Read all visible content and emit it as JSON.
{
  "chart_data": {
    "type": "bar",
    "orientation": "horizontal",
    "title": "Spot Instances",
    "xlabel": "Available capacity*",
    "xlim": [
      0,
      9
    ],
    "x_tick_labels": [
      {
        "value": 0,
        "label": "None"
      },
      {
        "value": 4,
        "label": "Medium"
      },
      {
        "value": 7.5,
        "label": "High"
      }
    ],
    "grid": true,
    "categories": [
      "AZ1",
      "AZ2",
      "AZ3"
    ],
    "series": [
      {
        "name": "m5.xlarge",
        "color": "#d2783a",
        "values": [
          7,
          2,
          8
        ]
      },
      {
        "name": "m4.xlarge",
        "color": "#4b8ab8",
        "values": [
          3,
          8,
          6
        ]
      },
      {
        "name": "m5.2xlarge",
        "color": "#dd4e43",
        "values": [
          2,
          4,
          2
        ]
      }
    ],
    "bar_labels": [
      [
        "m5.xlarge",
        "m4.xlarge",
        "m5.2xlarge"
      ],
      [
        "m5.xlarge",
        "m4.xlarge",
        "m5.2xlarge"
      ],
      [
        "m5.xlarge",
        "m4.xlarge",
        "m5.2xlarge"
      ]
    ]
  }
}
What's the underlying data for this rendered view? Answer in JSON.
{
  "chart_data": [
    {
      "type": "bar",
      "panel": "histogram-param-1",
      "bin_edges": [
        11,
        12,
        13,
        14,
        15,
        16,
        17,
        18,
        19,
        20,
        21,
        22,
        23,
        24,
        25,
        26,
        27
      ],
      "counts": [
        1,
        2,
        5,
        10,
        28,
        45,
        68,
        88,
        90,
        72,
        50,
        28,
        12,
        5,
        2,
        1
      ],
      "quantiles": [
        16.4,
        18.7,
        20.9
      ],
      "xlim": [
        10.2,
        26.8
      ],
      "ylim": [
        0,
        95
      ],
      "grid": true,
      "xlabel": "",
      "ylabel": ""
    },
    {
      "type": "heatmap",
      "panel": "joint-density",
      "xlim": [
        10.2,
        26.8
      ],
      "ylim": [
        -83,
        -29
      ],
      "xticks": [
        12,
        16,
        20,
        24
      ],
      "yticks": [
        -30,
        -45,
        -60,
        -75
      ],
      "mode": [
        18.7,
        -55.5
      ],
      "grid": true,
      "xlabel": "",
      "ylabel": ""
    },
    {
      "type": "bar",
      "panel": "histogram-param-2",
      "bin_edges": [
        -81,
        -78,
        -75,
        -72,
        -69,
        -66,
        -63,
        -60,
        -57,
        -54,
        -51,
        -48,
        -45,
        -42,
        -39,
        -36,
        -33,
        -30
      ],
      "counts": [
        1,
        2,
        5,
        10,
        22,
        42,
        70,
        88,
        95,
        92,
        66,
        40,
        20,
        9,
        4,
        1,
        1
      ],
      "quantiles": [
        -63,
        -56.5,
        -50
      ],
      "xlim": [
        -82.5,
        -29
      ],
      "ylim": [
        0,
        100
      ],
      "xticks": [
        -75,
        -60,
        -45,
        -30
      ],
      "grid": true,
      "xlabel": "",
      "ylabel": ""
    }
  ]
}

_ _ _ _ _ _ _

Task instructions: How many lines of these entries hold the string "JSON"? Answer with the number alone.

Result of this exercise: 2